-- Begin Task data --

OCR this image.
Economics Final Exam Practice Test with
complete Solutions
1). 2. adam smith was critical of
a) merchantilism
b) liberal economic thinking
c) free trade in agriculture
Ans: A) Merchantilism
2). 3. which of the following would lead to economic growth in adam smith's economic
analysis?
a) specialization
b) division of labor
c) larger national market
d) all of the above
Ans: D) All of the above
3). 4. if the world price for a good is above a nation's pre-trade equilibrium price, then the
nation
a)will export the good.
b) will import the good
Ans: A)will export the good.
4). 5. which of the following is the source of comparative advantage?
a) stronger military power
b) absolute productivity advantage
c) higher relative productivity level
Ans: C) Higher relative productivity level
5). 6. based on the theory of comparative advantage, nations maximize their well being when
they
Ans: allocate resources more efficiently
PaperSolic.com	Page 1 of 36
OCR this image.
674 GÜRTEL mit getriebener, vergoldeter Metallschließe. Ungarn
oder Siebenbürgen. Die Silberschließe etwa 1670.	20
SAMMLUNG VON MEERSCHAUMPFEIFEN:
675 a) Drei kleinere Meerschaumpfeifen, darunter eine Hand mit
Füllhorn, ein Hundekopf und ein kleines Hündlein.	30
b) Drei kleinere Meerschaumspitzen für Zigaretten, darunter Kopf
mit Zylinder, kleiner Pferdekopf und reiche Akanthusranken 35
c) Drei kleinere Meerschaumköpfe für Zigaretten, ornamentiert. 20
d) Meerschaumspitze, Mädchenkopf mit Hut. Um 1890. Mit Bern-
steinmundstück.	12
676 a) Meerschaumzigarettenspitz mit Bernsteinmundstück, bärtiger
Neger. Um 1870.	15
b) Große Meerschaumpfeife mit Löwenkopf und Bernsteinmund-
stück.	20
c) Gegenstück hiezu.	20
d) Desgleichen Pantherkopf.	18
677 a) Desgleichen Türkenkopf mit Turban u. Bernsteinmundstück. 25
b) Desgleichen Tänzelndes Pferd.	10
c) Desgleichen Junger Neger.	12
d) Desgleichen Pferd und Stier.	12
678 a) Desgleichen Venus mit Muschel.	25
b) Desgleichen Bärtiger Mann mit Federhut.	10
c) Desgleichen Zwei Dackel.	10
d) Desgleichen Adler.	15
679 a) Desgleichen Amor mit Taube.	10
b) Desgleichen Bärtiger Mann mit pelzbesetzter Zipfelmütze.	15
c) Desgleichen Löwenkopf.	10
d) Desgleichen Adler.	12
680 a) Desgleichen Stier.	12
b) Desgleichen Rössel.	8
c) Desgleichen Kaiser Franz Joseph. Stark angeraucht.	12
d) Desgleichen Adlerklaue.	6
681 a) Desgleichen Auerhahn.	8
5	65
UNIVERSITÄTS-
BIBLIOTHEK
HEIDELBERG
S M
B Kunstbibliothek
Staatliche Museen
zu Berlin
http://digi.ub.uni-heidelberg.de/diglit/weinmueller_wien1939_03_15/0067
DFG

-- End Task data --

== Problem ==
Copy every line that contains the string "above".

== Answer below ==
d) all of the above
Ans: D) All of the above
3). 4. if the world price for a good is above a nation's pre-trade equilibrium price, then the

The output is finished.